**Set task:** Write out the entries again exactly as they are given.

(Source records)

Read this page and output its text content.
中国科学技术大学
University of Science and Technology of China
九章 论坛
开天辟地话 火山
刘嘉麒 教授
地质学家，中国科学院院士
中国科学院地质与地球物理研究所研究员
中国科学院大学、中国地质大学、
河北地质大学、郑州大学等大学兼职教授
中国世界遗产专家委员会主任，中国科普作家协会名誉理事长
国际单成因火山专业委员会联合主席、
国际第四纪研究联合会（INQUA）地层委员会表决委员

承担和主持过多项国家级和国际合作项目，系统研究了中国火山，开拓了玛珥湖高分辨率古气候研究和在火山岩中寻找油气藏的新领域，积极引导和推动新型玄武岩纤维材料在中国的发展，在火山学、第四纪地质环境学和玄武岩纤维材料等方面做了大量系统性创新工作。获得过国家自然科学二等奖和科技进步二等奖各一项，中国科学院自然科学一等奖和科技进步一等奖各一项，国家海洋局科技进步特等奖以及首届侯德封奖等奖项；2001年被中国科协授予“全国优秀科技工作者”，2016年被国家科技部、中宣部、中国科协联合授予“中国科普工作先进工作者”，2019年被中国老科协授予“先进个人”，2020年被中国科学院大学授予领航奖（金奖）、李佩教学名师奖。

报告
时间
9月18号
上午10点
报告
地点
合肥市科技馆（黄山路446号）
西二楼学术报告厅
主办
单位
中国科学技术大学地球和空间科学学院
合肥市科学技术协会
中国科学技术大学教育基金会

**Task solution:**
Read this page and output its text content.
中国科学技术大学
University of Science and Technology of China
九章 论坛
开天辟地话 火山
刘嘉麒 教授
地质学家，中国科学院院士
中国科学院地质与地球物理研究所研究员
中国科学院大学、中国地质大学、
河北地质大学、郑州大学等大学兼职教授
中国世界遗产专家委员会主任，中国科普作家协会名誉理事长
国际单成因火山专业委员会联合主席、
国际第四纪研究联合会（INQUA）地层委员会表决委员

承担和主持过多项国家级和国际合作项目，系统研究了中国火山，开拓了玛珥湖高分辨率古气候研究和在火山岩中寻找油气藏的新领域，积极引导和推动新型玄武岩纤维材料在中国的发展，在火山学、第四纪地质环境学和玄武岩纤维材料等方面做了大量系统性创新工作。获得过国家自然科学二等奖和科技进步二等奖各一项，中国科学院自然科学一等奖和科技进步一等奖各一项，国家海洋局科技进步特等奖以及首届侯德封奖等奖项；2001年被中国科协授予“全国优秀科技工作者”，2016年被国家科技部、中宣部、中国科协联合授予“中国科普工作先进工作者”，2019年被中国老科协授予“先进个人”，2020年被中国科学院大学授予领航奖（金奖）、李佩教学名师奖。

报告
时间
9月18号
上午10点
报告
地点
合肥市科技馆（黄山路446号）
西二楼学术报告厅
主办
单位
中国科学技术大学地球和空间科学学院
合肥市科学技术协会
中国科学技术大学教育基金会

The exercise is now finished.